#### Material provided:

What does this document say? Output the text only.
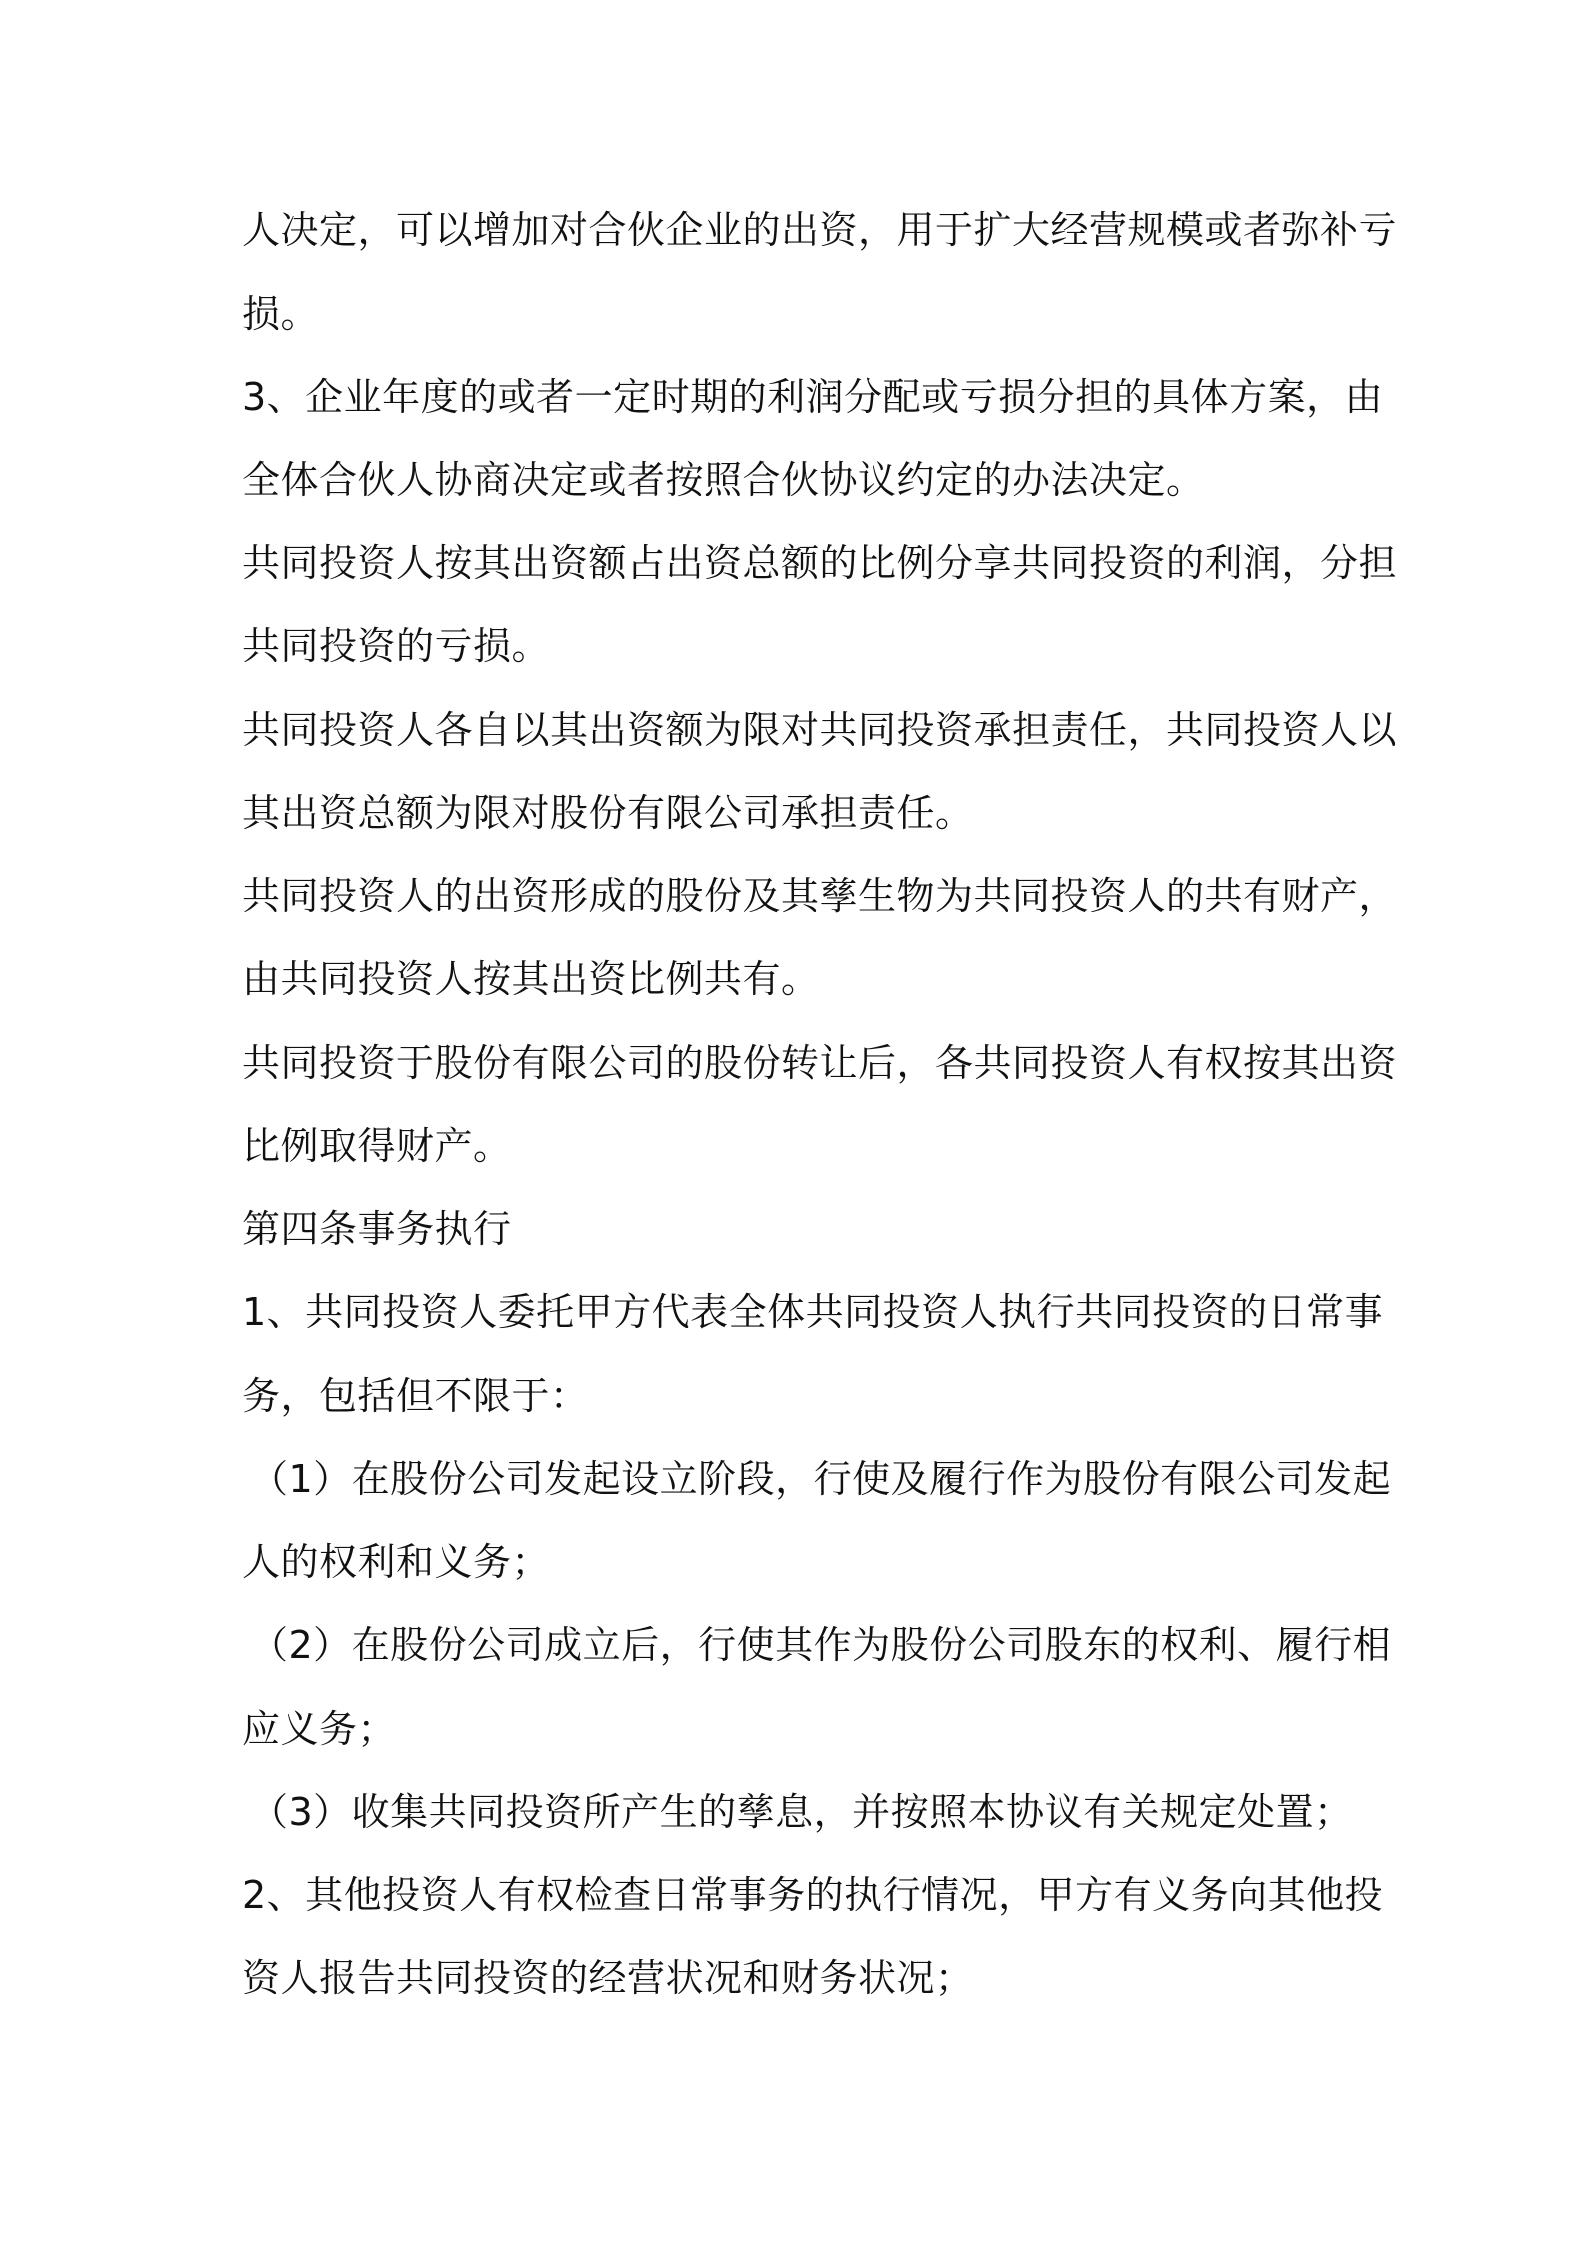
人决定，可以增加对合伙企业的出资，用于扩大经营规模或者弥补亏
损。
3、企业年度的或者一定时期的利润分配或亏损分担的具体方案，由
全体合伙人协商决定或者按照合伙协议约定的办法决定。
共同投资人按其出资额占出资总额的比例分享共同投资的利润，分担
共同投资的亏损。
共同投资人各自以其出资额为限对共同投资承担责任，共同投资人以
其出资总额为限对股份有限公司承担责任。
共同投资人的出资形成的股份及其孳生物为共同投资人的共有财产，
由共同投资人按其出资比例共有。
共同投资于股份有限公司的股份转让后，各共同投资人有权按其出资
比例取得财产。
第四条事务执行
1、共同投资人委托甲方代表全体共同投资人执行共同投资的日常事
务，包括但不限于：
（1）在股份公司发起设立阶段，行使及履行作为股份有限公司发起
人的权利和义务；
（2）在股份公司成立后，行使其作为股份公司股东的权利、履行相
应义务；
（3）收集共同投资所产生的孳息，并按照本协议有关规定处置；
2、其他投资人有权检查日常事务的执行情况，甲方有义务向其他投
资人报告共同投资的经营状况和财务状况；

#### Exercise:
Would you mind returning each entry above word for word, skipping the images?

#### Complete output:
What does this document say? Output the text only.
人决定，可以增加对合伙企业的出资，用于扩大经营规模或者弥补亏
损。
3、企业年度的或者一定时期的利润分配或亏损分担的具体方案，由
全体合伙人协商决定或者按照合伙协议约定的办法决定。
共同投资人按其出资额占出资总额的比例分享共同投资的利润，分担
共同投资的亏损。
共同投资人各自以其出资额为限对共同投资承担责任，共同投资人以
其出资总额为限对股份有限公司承担责任。
共同投资人的出资形成的股份及其孳生物为共同投资人的共有财产，
由共同投资人按其出资比例共有。
共同投资于股份有限公司的股份转让后，各共同投资人有权按其出资
比例取得财产。
第四条事务执行
1、共同投资人委托甲方代表全体共同投资人执行共同投资的日常事
务，包括但不限于：
（1）在股份公司发起设立阶段，行使及履行作为股份有限公司发起
人的权利和义务；
（2）在股份公司成立后，行使其作为股份公司股东的权利、履行相
应义务；
（3）收集共同投资所产生的孳息，并按照本协议有关规定处置；
2、其他投资人有权检查日常事务的执行情况，甲方有义务向其他投
资人报告共同投资的经营状况和财务状况；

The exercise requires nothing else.